§ **WHAT THE EXERCISE ASKS**:
Extract the lines that carry the string "用户列表" from the listing.

§ **Stored data**:
— Start —
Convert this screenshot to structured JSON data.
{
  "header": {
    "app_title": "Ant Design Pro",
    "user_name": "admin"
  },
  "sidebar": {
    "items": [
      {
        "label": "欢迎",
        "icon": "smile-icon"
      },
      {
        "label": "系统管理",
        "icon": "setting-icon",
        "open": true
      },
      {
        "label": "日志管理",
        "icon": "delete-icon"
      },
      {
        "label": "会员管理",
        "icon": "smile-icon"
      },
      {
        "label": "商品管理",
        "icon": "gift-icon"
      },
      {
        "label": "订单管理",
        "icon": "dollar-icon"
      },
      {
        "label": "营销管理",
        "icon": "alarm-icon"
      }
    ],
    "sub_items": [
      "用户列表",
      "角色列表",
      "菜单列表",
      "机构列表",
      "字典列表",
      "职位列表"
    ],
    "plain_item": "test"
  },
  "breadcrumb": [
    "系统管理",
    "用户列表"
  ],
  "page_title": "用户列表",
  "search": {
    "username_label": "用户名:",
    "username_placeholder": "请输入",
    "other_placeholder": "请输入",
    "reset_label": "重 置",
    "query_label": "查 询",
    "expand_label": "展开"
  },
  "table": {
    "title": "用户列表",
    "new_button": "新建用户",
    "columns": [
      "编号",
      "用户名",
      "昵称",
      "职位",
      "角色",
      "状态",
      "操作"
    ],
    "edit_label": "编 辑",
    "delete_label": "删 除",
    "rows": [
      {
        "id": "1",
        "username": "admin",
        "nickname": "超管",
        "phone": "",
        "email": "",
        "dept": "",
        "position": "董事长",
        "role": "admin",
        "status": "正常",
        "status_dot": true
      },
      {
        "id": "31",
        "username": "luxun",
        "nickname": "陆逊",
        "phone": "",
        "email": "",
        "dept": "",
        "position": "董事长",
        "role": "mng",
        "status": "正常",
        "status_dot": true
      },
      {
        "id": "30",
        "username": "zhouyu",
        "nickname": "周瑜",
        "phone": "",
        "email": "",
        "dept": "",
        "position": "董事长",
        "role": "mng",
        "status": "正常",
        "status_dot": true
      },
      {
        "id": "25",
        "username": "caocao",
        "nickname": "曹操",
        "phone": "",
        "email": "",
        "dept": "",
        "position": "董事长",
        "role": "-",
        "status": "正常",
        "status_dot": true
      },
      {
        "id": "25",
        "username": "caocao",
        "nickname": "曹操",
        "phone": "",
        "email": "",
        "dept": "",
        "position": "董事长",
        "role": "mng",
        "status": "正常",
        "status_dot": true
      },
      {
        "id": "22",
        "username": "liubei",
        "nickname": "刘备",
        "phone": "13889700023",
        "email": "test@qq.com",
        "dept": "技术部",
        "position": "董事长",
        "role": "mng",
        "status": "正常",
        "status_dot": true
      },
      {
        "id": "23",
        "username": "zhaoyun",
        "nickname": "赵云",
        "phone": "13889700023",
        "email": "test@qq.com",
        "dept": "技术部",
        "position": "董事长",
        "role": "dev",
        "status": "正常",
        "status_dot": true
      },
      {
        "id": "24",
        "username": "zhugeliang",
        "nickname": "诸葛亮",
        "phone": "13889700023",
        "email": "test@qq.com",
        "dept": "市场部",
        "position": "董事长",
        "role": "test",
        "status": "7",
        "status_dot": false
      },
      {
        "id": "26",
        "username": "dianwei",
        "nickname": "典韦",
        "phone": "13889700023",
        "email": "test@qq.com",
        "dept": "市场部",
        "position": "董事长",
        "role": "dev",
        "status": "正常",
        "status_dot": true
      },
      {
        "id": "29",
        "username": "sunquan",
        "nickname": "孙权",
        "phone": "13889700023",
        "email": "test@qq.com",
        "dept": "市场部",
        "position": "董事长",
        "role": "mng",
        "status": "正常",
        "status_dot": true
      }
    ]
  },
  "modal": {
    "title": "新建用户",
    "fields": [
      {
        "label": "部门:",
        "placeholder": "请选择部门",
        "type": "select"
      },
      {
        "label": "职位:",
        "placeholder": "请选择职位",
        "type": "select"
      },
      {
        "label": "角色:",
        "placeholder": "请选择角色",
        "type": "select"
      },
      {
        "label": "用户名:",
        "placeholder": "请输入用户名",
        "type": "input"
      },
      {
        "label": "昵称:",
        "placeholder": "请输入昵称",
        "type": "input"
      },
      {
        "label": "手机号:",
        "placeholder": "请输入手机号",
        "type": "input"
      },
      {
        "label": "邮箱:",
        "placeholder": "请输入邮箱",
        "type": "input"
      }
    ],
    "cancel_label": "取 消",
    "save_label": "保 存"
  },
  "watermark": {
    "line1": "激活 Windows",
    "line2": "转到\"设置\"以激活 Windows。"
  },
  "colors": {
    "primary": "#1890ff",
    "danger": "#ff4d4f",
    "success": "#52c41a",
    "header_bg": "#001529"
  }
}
— End —
§ **WORKED ANSWER**:
      "用户列表",
    "用户列表"
  "page_title": "用户列表",
    "title": "用户列表",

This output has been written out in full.